> [Set exercise]
Transcribe all of the records word for word, but omit the pictures.

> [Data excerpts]
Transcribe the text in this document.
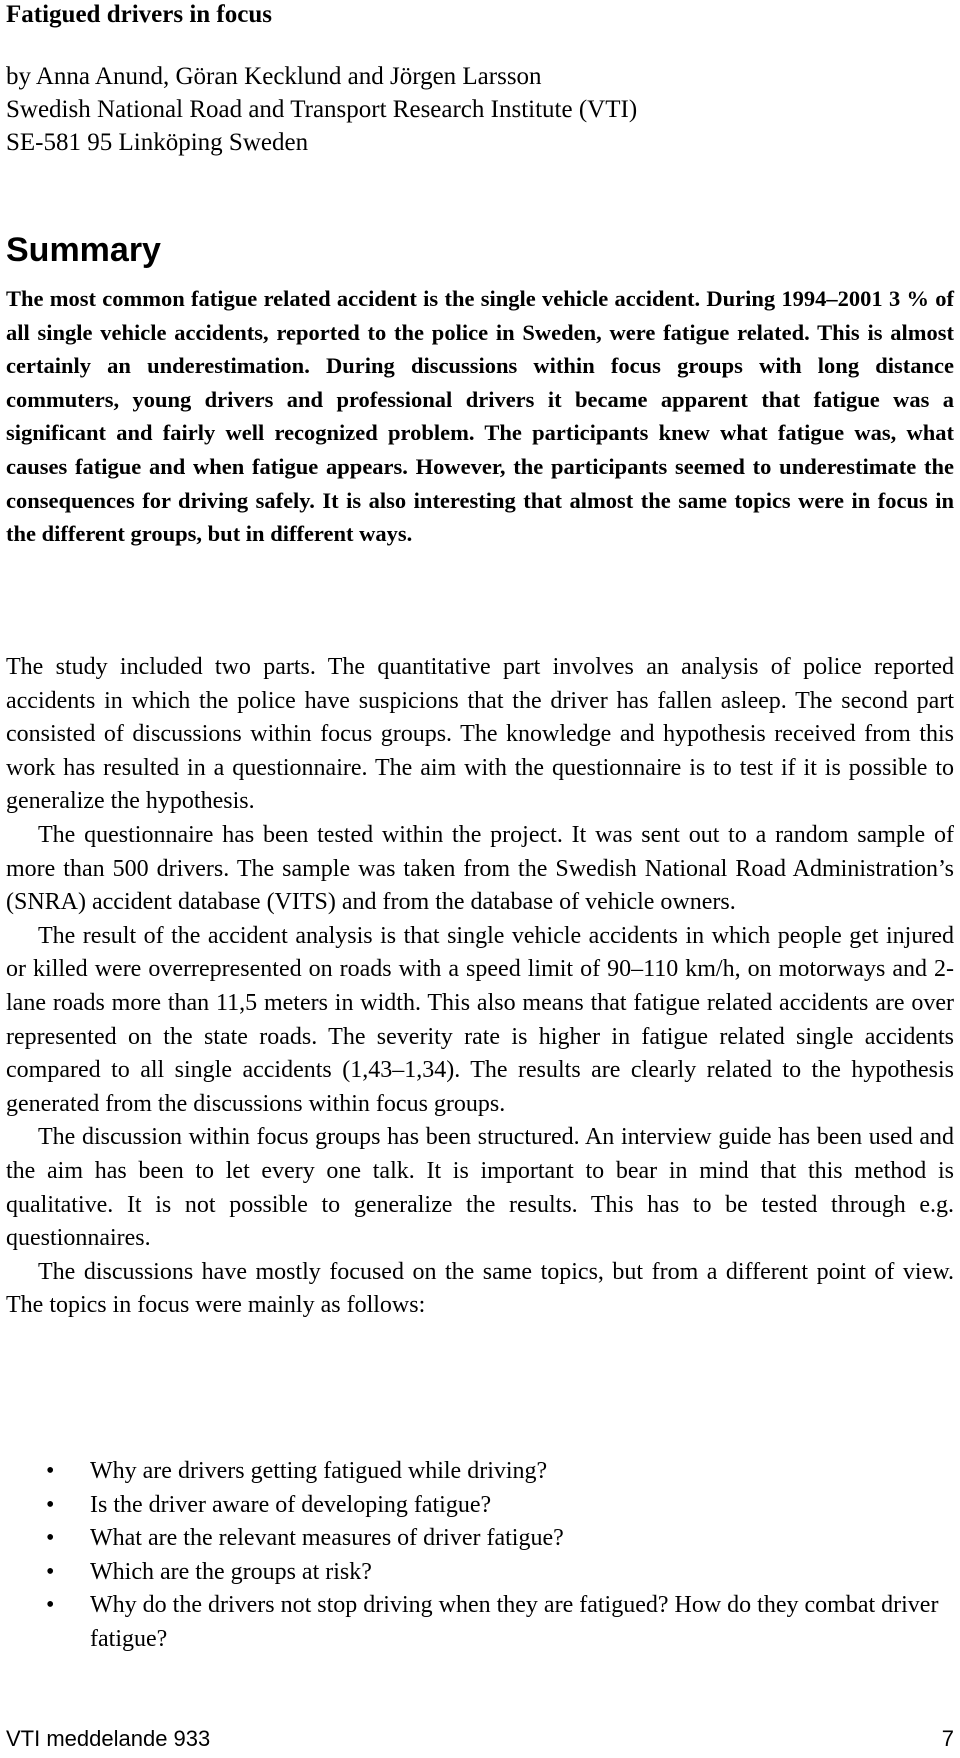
Fatigued drivers in focus
by Anna Anund, Göran Kecklund and Jörgen Larsson
Swedish National Road and Transport Research Institute (VTI)
SE-581 95 Linköping Sweden
Summary
The most common fatigue related accident is the single vehicle accident. During 1994–2001 3 % of all single vehicle accidents, reported to the police in Sweden, were fatigue related. This is almost certainly an underestimation. During discussions within focus groups with long distance commuters, young drivers and professional drivers it became apparent that fatigue was a significant and fairly well recognized problem. The participants knew what fatigue was, what causes fatigue and when fatigue appears. However, the participants seemed to underestimate the consequences for driving safely. It is also interesting that almost the same topics were in focus in the different groups, but in different ways.

The study included two parts. The quantitative part involves an analysis of police reported accidents in which the police have suspicions that the driver has fallen asleep. The second part consisted of discussions within focus groups. The knowledge and hypothesis received from this work has resulted in a questionnaire. The aim with the questionnaire is to test if it is possible to generalize the hypothesis.

The questionnaire has been tested within the project. It was sent out to a random sample of more than 500 drivers. The sample was taken from the Swedish National Road Administration’s (SNRA) accident database (VITS) and from the database of vehicle owners.

The result of the accident analysis is that single vehicle accidents in which people get injured or killed were overrepresented on roads with a speed limit of 90–110 km/h, on motorways and 2-lane roads more than 11,5 meters in width. This also means that fatigue related accidents are over represented on the state roads. The severity rate is higher in fatigue related single accidents compared to all single accidents (1,43–1,34). The results are clearly related to the hypothesis generated from the discussions within focus groups.

The discussion within focus groups has been structured. An interview guide has been used and the aim has been to let every one talk. It is important to bear in mind that this method is qualitative. It is not possible to generalize the results. This has to be tested through e.g. questionnaires.

The discussions have mostly focused on the same topics, but from a different point of view. The topics in focus were mainly as follows:

• Why are drivers getting fatigued while driving?
• Is the driver aware of developing fatigue?
• What are the relevant measures of driver fatigue?
• Which are the groups at risk?
• Why do the drivers not stop driving when they are fatigued? How do they combat driver fatigue?
VTI meddelande 933	7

> [Answer for the task]
Transcribe the text in this document.
Fatigued drivers in focus
by Anna Anund, Göran Kecklund and Jörgen Larsson
Swedish National Road and Transport Research Institute (VTI)
SE-581 95 Linköping Sweden
Summary
The most common fatigue related accident is the single vehicle accident. During 1994–2001 3 % of all single vehicle accidents, reported to the police in Sweden, were fatigue related. This is almost certainly an underestimation. During discussions within focus groups with long distance commuters, young drivers and professional drivers it became apparent that fatigue was a significant and fairly well recognized problem. The participants knew what fatigue was, what causes fatigue and when fatigue appears. However, the participants seemed to underestimate the consequences for driving safely. It is also interesting that almost the same topics were in focus in the different groups, but in different ways.

The study included two parts. The quantitative part involves an analysis of police reported accidents in which the police have suspicions that the driver has fallen asleep. The second part consisted of discussions within focus groups. The knowledge and hypothesis received from this work has resulted in a questionnaire. The aim with the questionnaire is to test if it is possible to generalize the hypothesis.

The questionnaire has been tested within the project. It was sent out to a random sample of more than 500 drivers. The sample was taken from the Swedish National Road Administration’s (SNRA) accident database (VITS) and from the database of vehicle owners.

The result of the accident analysis is that single vehicle accidents in which people get injured or killed were overrepresented on roads with a speed limit of 90–110 km/h, on motorways and 2-lane roads more than 11,5 meters in width. This also means that fatigue related accidents are over represented on the state roads. The severity rate is higher in fatigue related single accidents compared to all single accidents (1,43–1,34). The results are clearly related to the hypothesis generated from the discussions within focus groups.

The discussion within focus groups has been structured. An interview guide has been used and the aim has been to let every one talk. It is important to bear in mind that this method is qualitative. It is not possible to generalize the results. This has to be tested through e.g. questionnaires.

The discussions have mostly focused on the same topics, but from a different point of view. The topics in focus were mainly as follows:

• Why are drivers getting fatigued while driving?
• Is the driver aware of developing fatigue?
• What are the relevant measures of driver fatigue?
• Which are the groups at risk?
• Why do the drivers not stop driving when they are fatigued? How do they combat driver fatigue?
VTI meddelande 933	7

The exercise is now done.